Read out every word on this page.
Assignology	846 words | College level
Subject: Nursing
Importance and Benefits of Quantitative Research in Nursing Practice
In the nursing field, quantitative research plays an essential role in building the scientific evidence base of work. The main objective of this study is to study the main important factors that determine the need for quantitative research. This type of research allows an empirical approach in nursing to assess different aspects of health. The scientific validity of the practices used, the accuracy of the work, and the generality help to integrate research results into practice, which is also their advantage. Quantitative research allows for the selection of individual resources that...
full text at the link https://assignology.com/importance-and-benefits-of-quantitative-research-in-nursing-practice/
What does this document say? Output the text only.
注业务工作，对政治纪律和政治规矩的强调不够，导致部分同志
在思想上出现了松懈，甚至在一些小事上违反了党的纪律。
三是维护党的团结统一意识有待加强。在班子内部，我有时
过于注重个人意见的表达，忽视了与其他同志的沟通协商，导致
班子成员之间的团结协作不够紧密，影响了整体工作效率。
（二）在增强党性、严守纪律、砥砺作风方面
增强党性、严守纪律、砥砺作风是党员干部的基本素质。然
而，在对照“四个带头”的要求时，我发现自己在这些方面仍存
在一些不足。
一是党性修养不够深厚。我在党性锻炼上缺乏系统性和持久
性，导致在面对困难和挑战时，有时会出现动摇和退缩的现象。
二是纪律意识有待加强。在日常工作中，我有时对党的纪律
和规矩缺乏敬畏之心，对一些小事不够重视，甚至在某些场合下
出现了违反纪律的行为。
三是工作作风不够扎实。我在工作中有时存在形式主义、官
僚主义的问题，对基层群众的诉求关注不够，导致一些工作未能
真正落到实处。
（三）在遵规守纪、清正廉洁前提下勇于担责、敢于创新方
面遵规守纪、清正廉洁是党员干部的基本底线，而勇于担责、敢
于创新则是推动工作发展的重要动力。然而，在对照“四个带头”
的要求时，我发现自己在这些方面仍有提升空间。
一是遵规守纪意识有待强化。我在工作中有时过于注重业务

#### Task goal
Using the listing above, show each line holding the string "四个带头".

#### Worked solution
而，在对照“四个带头”的要求时，我发现自己在这些方面仍存
于创新则是推动工作发展的重要动力。然而，在对照“四个带头”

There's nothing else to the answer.